Collected data:
|---|

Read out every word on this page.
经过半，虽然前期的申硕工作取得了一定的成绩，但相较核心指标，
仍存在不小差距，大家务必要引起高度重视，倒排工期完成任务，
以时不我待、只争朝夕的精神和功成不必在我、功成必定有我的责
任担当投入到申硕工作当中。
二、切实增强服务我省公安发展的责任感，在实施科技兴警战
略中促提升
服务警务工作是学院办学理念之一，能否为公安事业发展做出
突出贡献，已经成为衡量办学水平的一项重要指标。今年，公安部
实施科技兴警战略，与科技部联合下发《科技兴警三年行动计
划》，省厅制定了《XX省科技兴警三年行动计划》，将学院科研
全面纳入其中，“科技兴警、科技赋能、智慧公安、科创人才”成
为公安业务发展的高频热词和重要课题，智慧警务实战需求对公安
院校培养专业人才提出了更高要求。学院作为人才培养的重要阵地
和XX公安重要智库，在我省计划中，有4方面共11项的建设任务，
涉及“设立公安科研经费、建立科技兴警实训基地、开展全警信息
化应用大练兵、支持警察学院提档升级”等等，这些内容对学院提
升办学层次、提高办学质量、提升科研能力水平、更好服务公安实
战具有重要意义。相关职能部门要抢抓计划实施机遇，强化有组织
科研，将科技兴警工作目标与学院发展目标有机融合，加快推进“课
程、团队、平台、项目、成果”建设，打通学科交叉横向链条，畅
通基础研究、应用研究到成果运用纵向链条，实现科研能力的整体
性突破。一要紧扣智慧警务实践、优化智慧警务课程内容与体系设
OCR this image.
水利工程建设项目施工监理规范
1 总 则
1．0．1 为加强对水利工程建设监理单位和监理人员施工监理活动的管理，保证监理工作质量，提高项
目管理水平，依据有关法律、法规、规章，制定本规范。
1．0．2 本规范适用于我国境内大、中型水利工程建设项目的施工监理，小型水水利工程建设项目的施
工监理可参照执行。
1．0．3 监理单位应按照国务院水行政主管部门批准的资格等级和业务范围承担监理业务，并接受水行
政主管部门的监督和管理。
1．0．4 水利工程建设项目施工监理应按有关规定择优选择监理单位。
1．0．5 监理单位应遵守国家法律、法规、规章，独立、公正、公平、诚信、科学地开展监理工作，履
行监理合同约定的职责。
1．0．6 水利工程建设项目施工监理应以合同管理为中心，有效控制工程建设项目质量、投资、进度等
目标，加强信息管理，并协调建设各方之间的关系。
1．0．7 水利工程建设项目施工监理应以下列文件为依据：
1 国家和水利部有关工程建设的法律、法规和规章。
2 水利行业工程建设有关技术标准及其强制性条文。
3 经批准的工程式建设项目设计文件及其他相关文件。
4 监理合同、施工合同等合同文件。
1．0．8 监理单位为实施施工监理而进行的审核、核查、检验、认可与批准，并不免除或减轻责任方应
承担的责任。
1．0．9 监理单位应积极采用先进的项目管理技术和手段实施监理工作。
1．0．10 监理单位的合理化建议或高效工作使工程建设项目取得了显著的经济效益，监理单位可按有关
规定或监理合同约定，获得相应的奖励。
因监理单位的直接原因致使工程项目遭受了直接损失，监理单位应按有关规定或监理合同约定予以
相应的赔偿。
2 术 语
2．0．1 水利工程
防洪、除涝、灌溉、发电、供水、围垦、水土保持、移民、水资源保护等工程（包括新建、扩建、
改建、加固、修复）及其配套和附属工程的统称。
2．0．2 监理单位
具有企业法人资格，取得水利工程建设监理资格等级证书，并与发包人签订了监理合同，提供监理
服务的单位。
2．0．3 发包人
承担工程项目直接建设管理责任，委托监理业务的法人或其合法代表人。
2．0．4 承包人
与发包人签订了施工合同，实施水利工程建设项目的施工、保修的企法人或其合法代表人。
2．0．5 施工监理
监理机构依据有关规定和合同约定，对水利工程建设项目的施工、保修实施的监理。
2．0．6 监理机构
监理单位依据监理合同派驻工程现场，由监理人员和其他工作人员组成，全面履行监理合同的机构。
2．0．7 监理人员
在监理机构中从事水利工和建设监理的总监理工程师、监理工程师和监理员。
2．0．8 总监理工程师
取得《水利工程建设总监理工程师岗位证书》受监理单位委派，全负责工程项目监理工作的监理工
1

|---|

:: Task prompt ::
Copy every line that contains the string "this".

:: Exercise result ::
Read out every word on this page.
OCR this image.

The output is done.